**Task details:** Look through the data below and return each line where "Dimensions" appears.

## Begin Source data

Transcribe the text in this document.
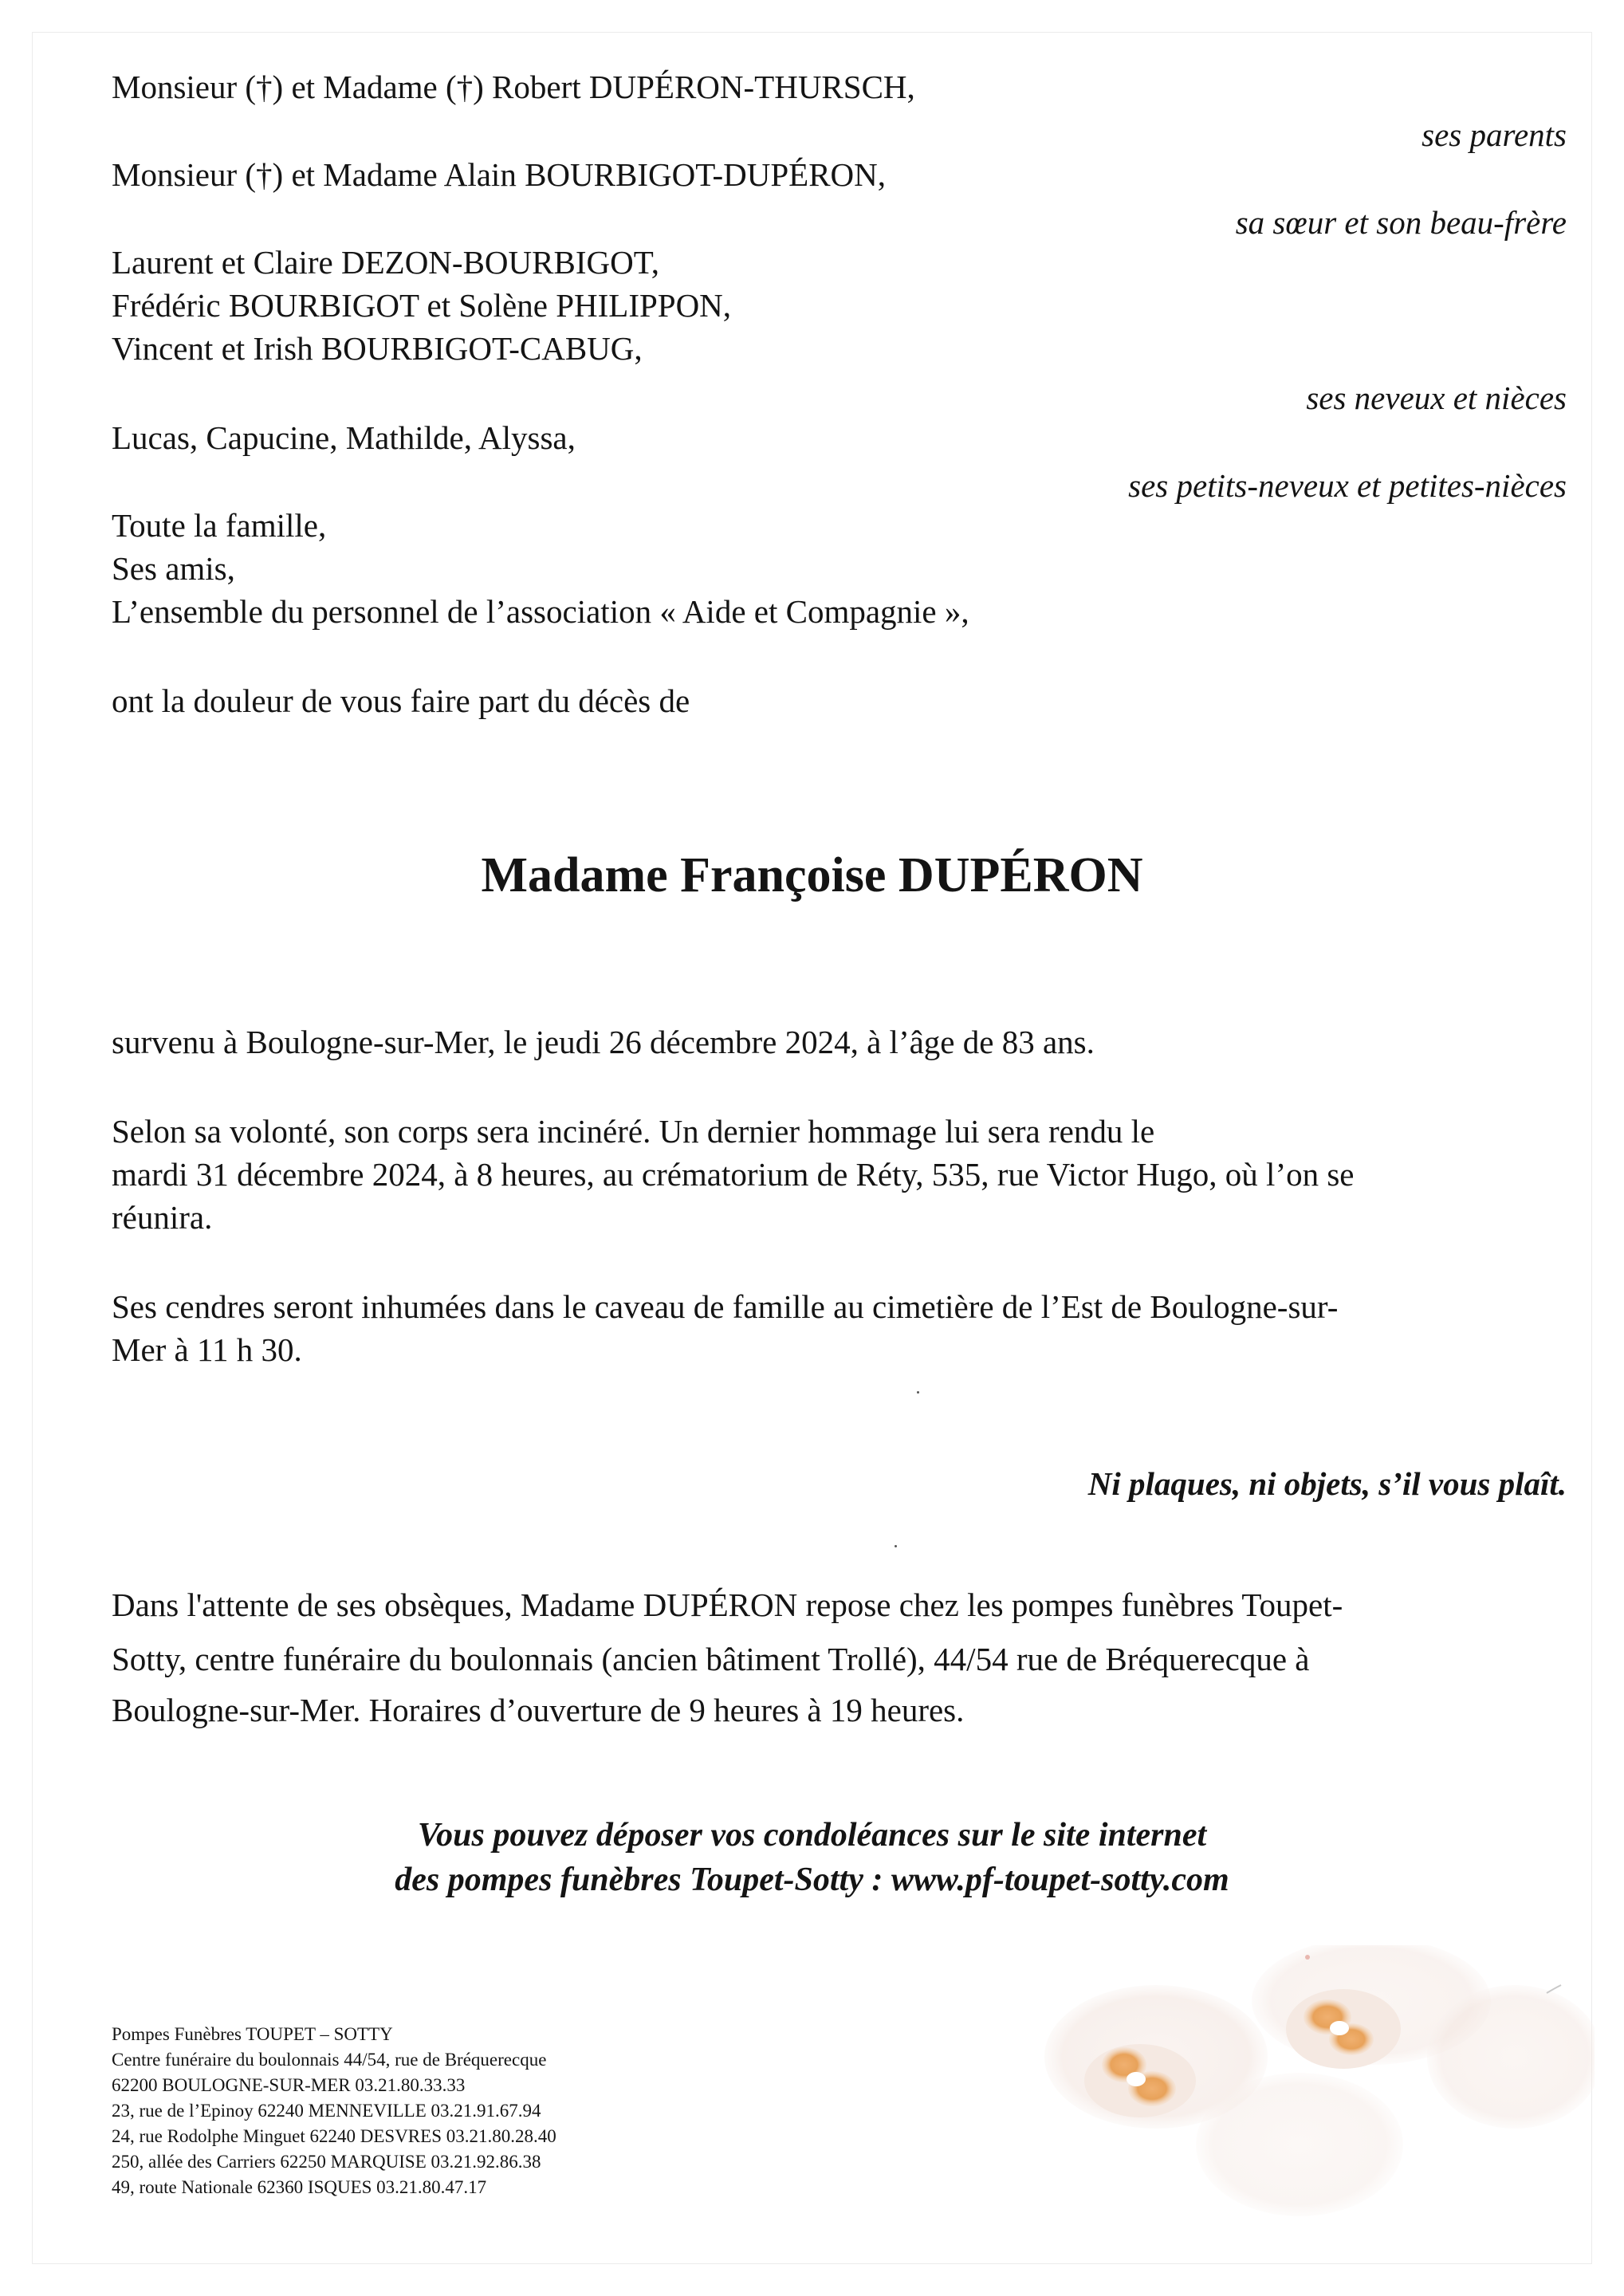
Monsieur (†) et Madame (†) Robert DUPÉRON-THURSCH,
ses parents
Monsieur (†) et Madame Alain BOURBIGOT-DUPÉRON,
sa sœur et son beau-frère
Laurent et Claire DEZON-BOURBIGOT,
Frédéric BOURBIGOT et Solène PHILIPPON,
Vincent et Irish BOURBIGOT-CABUG,
ses neveux et nièces
Lucas, Capucine, Mathilde, Alyssa,
ses petits-neveux et petites-nièces
Toute la famille,
Ses amis,
L’ensemble du personnel de l’association « Aide et Compagnie »,
ont la douleur de vous faire part du décès de
Madame Françoise DUPÉRON
survenu à Boulogne-sur-Mer, le jeudi 26 décembre 2024, à l’âge de 83 ans.
Selon sa volonté, son corps sera incinéré. Un dernier hommage lui sera rendu le
mardi 31 décembre 2024, à 8 heures, au crématorium de Réty, 535, rue Victor Hugo, où l’on se
réunira.
Ses cendres seront inhumées dans le caveau de famille au cimetière de l’Est de Boulogne-sur-
Mer à 11 h 30.
Ni plaques, ni objets, s’il vous plaît.
Dans l'attente de ses obsèques, Madame DUPÉRON repose chez les pompes funèbres Toupet-
Sotty, centre funéraire du boulonnais (ancien bâtiment Trollé), 44/54 rue de Bréquerecque à
Boulogne-sur-Mer. Horaires d’ouverture de 9 heures à 19 heures.
Vous pouvez déposer vos condoléances sur le site internet
des pompes funèbres Toupet-Sotty : www.pf-toupet-sotty.com
Pompes Funèbres TOUPET – SOTTY
Centre funéraire du boulonnais 44/54, rue de Bréquerecque
62200 BOULOGNE-SUR-MER 03.21.80.33.33
23, rue de l’Epinoy 62240 MENNEVILLE 03.21.91.67.94
24, rue Rodolphe Minguet 62240 DESVRES 03.21.80.28.40
250, allée des Carriers 62250 MARQUISE 03.21.92.86.38
49, route Nationale 62360 ISQUES 03.21.80.47.17
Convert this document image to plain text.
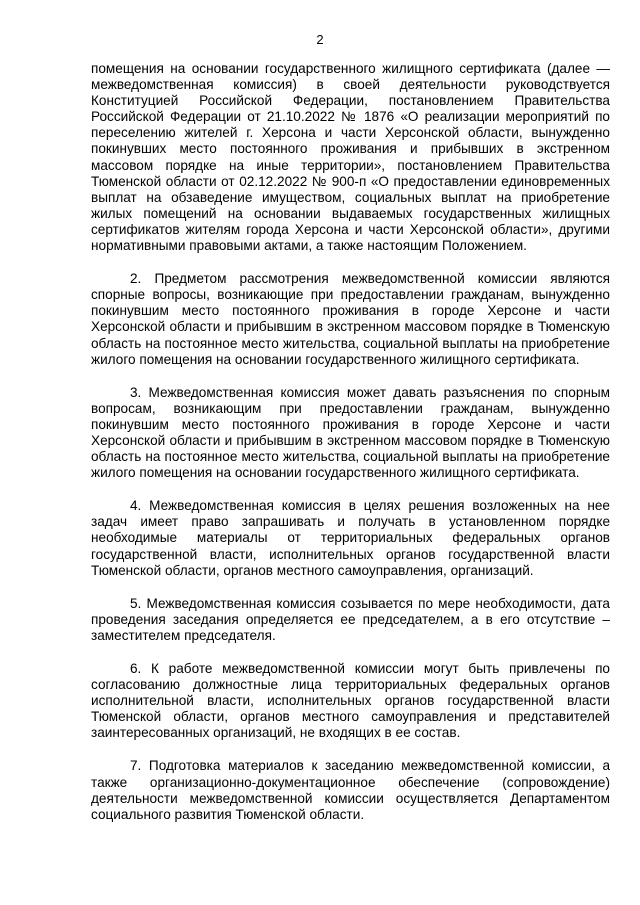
2

помещения на основании государственного жилищного сертификата (далее — межведомственная комиссия) в своей деятельности руководствуется Конституцией Российской Федерации, постановлением Правительства Российской Федерации от 21.10.2022 № 1876 «О реализации мероприятий по переселению жителей г. Херсона и части Херсонской области, вынужденно покинувших место постоянного проживания и прибывших в экстренном массовом порядке на иные территории», постановлением Правительства Тюменской области от 02.12.2022 № 900-п «О предоставлении единовременных выплат на обзаведение имуществом, социальных выплат на приобретение жилых помещений на основании выдаваемых государственных жилищных сертификатов жителям города Херсона и части Херсонской области», другими нормативными правовыми актами, а также настоящим Положением.

2. Предметом рассмотрения межведомственной комиссии являются спорные вопросы, возникающие при предоставлении гражданам, вынужденно покинувшим место постоянного проживания в городе Херсоне и части Херсонской области и прибывшим в экстренном массовом порядке в Тюменскую область на постоянное место жительства, социальной выплаты на приобретение жилого помещения на основании государственного жилищного сертификата.

3. Межведомственная комиссия может давать разъяснения по спорным вопросам, возникающим при предоставлении гражданам, вынужденно покинувшим место постоянного проживания в городе Херсоне и части Херсонской области и прибывшим в экстренном массовом порядке в Тюменскую область на постоянное место жительства, социальной выплаты на приобретение жилого помещения на основании государственного жилищного сертификата.

4. Межведомственная комиссия в целях решения возложенных на нее задач имеет право запрашивать и получать в установленном порядке необходимые материалы от территориальных федеральных органов государственной власти, исполнительных органов государственной власти Тюменской области, органов местного самоуправления, организаций.

5. Межведомственная комиссия созывается по мере необходимости, дата проведения заседания определяется ее председателем, а в его отсутствие – заместителем председателя.

6. К работе межведомственной комиссии могут быть привлечены по согласованию должностные лица территориальных федеральных органов исполнительной власти, исполнительных органов государственной власти Тюменской области, органов местного самоуправления и представителей заинтересованных организаций, не входящих в ее состав.

7. Подготовка материалов к заседанию межведомственной комиссии, а также организационно-документационное обеспечение (сопровождение) деятельности межведомственной комиссии осуществляется Департаментом социального развития Тюменской области.
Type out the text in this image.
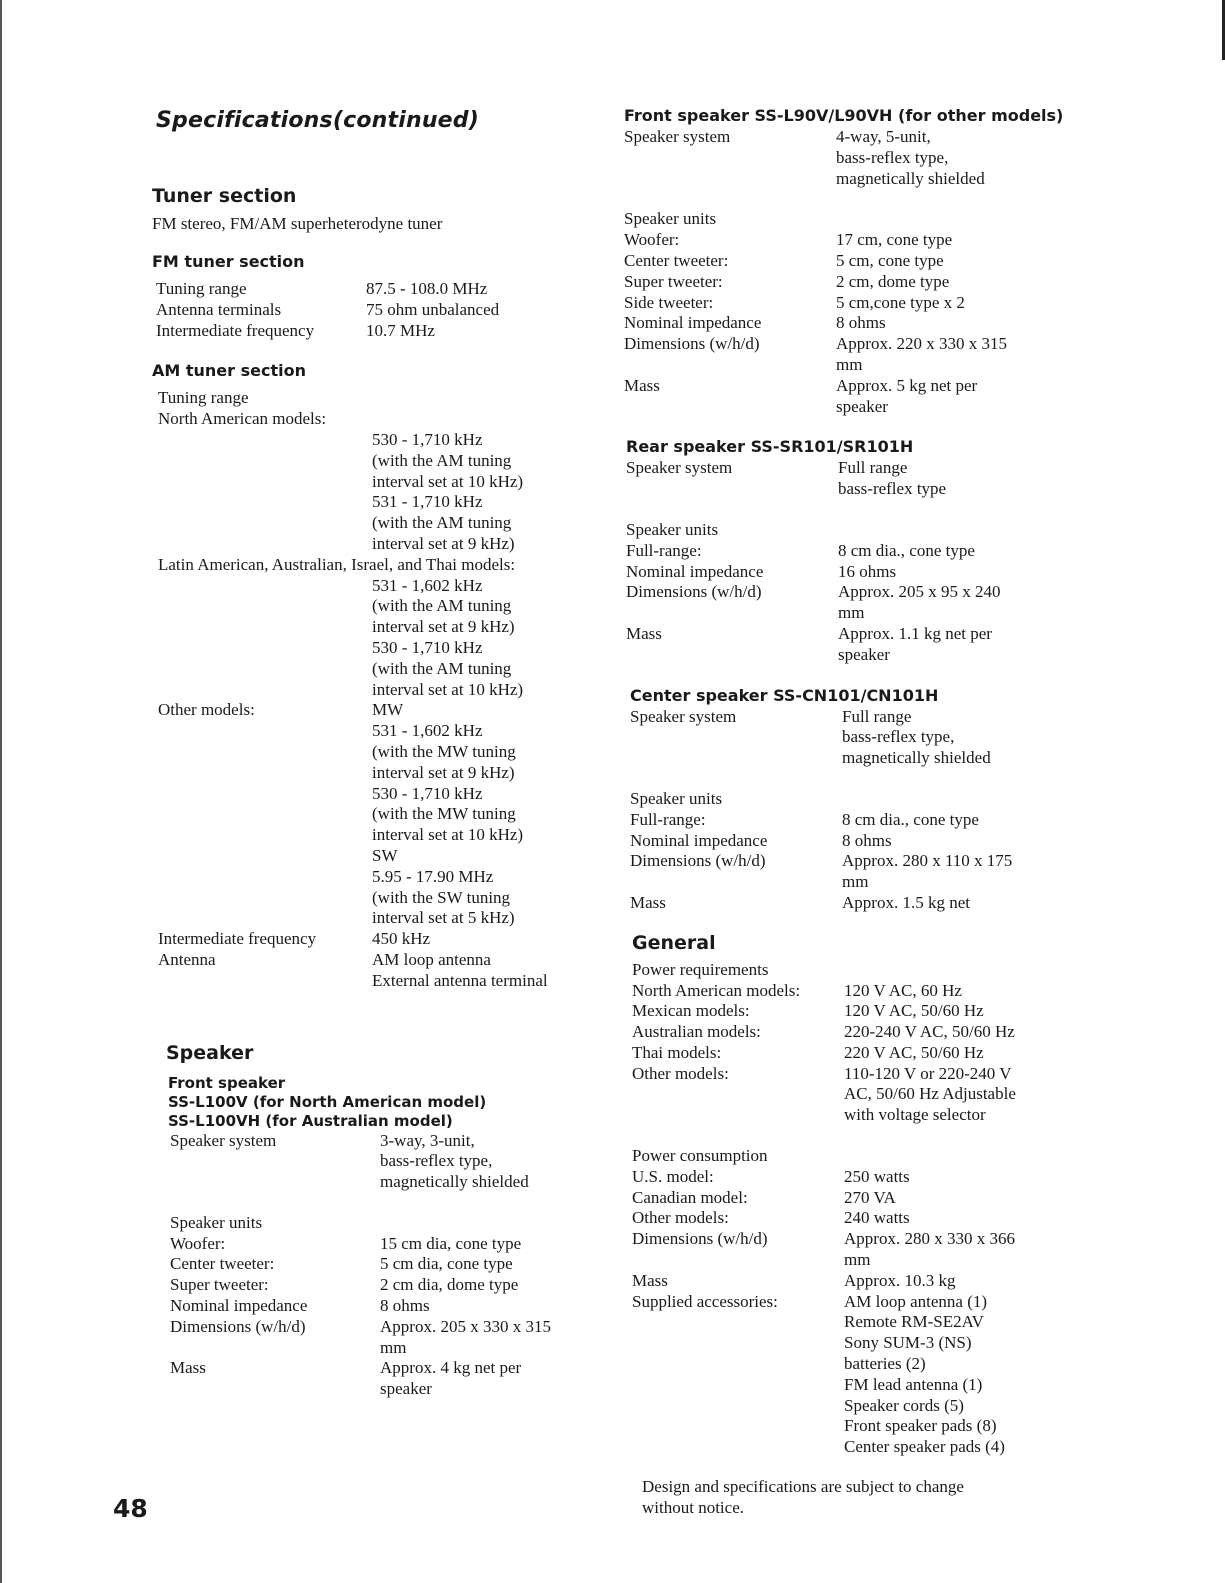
Specifications(continued)
Tuner section
FM stereo, FM/AM superheterodyne tuner
FM tuner section
Tuning range	87.5 - 108.0 MHz
Antenna terminals	75 ohm unbalanced
Intermediate frequency	10.7 MHz
AM tuner section
Tuning range	
North American models:	
	530 - 1,710 kHz
	(with the AM tuning
	interval set at 10 kHz)
	531 - 1,710 kHz
	(with the AM tuning
	interval set at 9 kHz)
Latin American, Australian, Israel, and Thai models:	
	531 - 1,602 kHz
	(with the AM tuning
	interval set at 9 kHz)
	530 - 1,710 kHz
	(with the AM tuning
	interval set at 10 kHz)
Other models:	MW
	531 - 1,602 kHz
	(with the MW tuning
	interval set at 9 kHz)
	530 - 1,710 kHz
	(with the MW tuning
	interval set at 10 kHz)
	SW
	5.95 - 17.90 MHz
	(with the SW tuning
	interval set at 5 kHz)
Intermediate frequency	450 kHz
Antenna	AM loop antenna
	External antenna terminal
Speaker
Front speaker
SS-L100V (for North American model)
SS-L100VH (for Australian model)
Speaker system	3-way, 3-unit,
	bass-reflex type,
	magnetically shielded

Speaker units	
Woofer:	15 cm dia, cone type
Center tweeter:	5 cm dia, cone type
Super tweeter:	2 cm dia, dome type
Nominal impedance	8 ohms
Dimensions (w/h/d)	Approx. 205 x 330 x 315
	mm
Mass	Approx. 4 kg net per
	speaker
Front speaker SS-L90V/L90VH (for other models)
Speaker system	4-way, 5-unit,
	bass-reflex type,
	magnetically shielded

Speaker units	
Woofer:	17 cm, cone type
Center tweeter:	5 cm, cone type
Super tweeter:	2 cm, dome type
Side tweeter:	5 cm,cone type x 2
Nominal impedance	8 ohms
Dimensions (w/h/d)	Approx. 220 x 330 x 315
	mm
Mass	Approx. 5 kg net per
	speaker
Rear speaker SS-SR101/SR101H
Speaker system	Full range
	bass-reflex type

Speaker units	
Full-range:	8 cm dia., cone type
Nominal impedance	16 ohms
Dimensions (w/h/d)	Approx. 205 x 95 x 240
	mm
Mass	Approx. 1.1 kg net per
	speaker
Center speaker SS-CN101/CN101H
Speaker system	Full range
	bass-reflex type,
	magnetically shielded

Speaker units	
Full-range:	8 cm dia., cone type
Nominal impedance	8 ohms
Dimensions (w/h/d)	Approx. 280 x 110 x 175
	mm
Mass	Approx. 1.5 kg net
General
Power requirements	
North American models:	120 V AC, 60 Hz
Mexican models:	120 V AC, 50/60 Hz
Australian models:	220-240 V AC, 50/60 Hz
Thai models:	220 V AC, 50/60 Hz
Other models:	110-120 V or 220-240 V
	AC, 50/60 Hz Adjustable
	with voltage selector

Power consumption	
U.S. model:	250 watts
Canadian model:	270 VA
Other models:	240 watts
Dimensions (w/h/d)	Approx. 280 x 330 x 366
	mm
Mass	Approx. 10.3 kg
Supplied accessories:	AM loop antenna (1)
	Remote RM-SE2AV
	Sony SUM-3 (NS)
	batteries (2)
	FM lead antenna (1)
	Speaker cords (5)
	Front speaker pads (8)
	Center speaker pads (4)
Design and specifications are subject to change
without notice.
48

## End Source data

**Result of this exercise:**
Dimensions (w/h/d)	Approx. 205 x 330 x 315
Dimensions (w/h/d)	Approx. 220 x 330 x 315
Dimensions (w/h/d)	Approx. 205 x 95 x 240
Dimensions (w/h/d)	Approx. 280 x 110 x 175
Dimensions (w/h/d)	Approx. 280 x 330 x 366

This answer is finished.